#### SUPPLIED MATERIAL
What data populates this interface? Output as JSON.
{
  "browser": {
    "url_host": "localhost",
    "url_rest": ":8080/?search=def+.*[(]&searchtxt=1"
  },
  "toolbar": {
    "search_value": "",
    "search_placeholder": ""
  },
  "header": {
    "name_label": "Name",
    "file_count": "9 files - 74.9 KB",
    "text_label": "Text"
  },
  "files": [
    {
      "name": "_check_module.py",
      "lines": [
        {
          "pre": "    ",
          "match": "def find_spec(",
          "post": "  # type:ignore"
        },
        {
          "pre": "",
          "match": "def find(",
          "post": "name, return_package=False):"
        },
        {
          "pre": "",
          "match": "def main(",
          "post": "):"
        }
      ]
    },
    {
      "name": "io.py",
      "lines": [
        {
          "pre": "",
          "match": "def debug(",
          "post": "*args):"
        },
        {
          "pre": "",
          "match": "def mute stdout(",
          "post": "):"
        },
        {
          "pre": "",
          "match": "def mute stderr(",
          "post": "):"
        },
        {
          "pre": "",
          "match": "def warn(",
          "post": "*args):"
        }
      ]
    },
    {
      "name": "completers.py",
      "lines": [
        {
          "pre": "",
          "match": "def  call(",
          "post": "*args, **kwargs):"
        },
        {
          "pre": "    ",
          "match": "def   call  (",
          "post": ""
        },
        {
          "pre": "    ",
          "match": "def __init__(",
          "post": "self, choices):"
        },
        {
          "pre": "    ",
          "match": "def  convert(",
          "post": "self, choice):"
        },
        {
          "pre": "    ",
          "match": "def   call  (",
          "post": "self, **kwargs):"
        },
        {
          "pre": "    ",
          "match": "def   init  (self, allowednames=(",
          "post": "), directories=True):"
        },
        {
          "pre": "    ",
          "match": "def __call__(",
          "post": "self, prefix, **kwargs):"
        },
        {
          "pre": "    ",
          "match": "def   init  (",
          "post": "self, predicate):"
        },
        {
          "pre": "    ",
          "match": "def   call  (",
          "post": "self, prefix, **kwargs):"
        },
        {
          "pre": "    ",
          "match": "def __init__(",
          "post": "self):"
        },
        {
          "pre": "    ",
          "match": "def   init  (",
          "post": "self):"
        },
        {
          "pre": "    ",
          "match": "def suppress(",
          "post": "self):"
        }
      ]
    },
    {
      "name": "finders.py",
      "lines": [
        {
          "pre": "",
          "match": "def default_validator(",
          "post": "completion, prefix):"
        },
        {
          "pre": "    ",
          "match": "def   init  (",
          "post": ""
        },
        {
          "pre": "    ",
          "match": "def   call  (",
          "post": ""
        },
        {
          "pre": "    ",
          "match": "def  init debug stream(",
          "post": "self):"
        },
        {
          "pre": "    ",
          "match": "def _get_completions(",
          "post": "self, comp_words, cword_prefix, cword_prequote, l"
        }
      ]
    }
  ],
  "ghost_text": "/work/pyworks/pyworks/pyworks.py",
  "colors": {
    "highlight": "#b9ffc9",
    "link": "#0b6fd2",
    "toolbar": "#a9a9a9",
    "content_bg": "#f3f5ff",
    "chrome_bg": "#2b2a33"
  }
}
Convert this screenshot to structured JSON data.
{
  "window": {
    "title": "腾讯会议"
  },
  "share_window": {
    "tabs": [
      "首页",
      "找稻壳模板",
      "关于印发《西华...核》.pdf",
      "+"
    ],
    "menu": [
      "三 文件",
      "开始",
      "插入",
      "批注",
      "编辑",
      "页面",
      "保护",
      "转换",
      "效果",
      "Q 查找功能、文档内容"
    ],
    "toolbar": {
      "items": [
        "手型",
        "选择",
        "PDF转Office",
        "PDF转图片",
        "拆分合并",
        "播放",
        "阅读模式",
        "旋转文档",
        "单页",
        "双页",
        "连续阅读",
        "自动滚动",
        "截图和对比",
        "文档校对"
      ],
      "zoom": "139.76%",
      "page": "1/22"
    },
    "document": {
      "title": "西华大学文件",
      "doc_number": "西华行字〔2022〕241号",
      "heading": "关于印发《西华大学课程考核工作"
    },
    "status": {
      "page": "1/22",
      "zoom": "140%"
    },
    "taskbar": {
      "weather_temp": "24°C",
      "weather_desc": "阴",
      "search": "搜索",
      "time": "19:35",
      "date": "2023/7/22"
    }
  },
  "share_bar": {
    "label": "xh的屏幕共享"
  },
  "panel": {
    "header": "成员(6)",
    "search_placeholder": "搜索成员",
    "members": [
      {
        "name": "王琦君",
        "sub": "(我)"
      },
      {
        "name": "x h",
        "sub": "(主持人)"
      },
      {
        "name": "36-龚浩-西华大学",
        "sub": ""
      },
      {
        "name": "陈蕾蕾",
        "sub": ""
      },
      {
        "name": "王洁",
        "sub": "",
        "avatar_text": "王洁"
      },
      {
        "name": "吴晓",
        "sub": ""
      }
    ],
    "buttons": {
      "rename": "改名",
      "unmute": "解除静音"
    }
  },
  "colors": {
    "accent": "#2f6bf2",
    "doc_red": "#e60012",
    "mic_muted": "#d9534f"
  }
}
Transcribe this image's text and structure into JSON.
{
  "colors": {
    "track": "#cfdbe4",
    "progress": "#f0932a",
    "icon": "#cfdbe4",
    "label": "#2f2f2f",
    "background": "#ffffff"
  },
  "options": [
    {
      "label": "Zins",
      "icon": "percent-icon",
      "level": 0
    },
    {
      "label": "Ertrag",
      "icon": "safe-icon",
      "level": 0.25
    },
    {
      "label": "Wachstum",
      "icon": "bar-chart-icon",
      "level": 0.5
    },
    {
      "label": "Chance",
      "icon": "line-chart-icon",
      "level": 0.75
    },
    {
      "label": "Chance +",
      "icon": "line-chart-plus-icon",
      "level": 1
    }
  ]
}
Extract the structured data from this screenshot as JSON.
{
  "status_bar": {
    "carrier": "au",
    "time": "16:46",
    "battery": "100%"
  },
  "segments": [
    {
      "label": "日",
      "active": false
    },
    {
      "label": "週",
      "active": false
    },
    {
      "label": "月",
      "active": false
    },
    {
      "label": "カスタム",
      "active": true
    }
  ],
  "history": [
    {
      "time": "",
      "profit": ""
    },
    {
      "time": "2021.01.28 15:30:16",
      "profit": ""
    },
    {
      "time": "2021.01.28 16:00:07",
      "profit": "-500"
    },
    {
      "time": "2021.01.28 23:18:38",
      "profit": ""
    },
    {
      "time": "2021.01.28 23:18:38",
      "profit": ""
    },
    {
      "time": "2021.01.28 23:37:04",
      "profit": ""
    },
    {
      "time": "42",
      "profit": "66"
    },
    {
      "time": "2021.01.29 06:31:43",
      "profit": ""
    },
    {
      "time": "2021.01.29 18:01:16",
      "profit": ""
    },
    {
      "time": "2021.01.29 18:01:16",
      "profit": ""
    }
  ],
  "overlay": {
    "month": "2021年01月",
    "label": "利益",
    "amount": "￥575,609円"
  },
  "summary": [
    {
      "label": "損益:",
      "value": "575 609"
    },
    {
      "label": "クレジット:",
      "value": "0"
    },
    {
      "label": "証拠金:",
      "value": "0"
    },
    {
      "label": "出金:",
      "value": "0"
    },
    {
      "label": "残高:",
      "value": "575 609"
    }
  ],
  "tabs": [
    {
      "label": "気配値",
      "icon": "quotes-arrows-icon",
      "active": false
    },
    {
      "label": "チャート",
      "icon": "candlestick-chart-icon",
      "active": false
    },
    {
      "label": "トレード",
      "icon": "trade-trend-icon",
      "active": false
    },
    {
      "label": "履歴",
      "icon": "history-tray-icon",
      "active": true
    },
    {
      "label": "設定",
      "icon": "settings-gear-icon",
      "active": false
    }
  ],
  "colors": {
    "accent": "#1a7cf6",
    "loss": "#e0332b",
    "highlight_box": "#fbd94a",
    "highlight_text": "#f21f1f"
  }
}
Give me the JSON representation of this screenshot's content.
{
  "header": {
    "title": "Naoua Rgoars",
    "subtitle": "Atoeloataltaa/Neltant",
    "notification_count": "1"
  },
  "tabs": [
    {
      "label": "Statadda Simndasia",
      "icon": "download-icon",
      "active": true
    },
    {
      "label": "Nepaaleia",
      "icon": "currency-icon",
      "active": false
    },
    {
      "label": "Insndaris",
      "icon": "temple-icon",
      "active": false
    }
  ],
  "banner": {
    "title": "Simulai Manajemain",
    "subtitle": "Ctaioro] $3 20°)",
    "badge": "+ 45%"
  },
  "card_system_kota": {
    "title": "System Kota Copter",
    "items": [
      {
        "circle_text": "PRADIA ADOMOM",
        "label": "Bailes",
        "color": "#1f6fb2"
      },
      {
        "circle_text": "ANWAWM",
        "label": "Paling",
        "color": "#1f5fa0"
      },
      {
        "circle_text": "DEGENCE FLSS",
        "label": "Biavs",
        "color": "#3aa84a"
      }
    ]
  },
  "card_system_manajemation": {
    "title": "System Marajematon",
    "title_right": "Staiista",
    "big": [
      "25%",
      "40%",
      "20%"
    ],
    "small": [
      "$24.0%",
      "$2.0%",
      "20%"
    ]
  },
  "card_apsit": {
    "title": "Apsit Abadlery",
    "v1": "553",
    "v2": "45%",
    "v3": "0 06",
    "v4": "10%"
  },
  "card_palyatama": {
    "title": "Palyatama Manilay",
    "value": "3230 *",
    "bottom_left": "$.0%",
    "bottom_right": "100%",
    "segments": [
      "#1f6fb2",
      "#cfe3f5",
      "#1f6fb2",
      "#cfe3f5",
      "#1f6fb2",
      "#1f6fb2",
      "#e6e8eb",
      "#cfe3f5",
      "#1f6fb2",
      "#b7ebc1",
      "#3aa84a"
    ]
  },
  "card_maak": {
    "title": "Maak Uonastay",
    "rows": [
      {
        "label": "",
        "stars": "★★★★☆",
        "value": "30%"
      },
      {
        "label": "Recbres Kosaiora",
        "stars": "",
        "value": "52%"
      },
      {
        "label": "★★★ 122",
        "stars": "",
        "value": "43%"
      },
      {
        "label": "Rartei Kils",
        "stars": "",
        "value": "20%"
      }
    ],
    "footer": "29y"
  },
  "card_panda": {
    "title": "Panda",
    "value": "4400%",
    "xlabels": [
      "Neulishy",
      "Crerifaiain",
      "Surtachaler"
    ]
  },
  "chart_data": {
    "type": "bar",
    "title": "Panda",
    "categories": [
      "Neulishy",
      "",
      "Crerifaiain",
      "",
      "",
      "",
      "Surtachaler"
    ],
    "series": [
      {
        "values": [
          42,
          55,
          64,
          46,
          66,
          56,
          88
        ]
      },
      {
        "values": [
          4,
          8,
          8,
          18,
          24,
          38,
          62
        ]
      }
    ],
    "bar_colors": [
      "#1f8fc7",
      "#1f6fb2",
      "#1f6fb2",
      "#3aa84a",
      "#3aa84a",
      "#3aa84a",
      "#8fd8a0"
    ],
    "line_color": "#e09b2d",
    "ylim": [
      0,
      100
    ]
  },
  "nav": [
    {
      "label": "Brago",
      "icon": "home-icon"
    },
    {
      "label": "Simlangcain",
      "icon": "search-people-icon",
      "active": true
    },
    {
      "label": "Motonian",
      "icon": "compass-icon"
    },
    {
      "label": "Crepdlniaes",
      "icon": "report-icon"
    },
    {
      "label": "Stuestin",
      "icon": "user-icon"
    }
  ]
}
########
- **TASK DIRECTIONS**
Report each line of the material above where the word "time" appears.

- **OUTPUT OF THE TASK**
      "time": "19:35",
    "time": "16:46",
      "time": "",
      "time": "2021.01.28 15:30:16",
      "time": "2021.01.28 16:00:07",
      "time": "2021.01.28 23:18:38",
      "time": "2021.01.28 23:18:38",
      "time": "2021.01.28 23:37:04",
      "time": "42",
      "time": "2021.01.29 06:31:43",
      "time": "2021.01.29 18:01:16",
      "time": "2021.01.29 18:01:16",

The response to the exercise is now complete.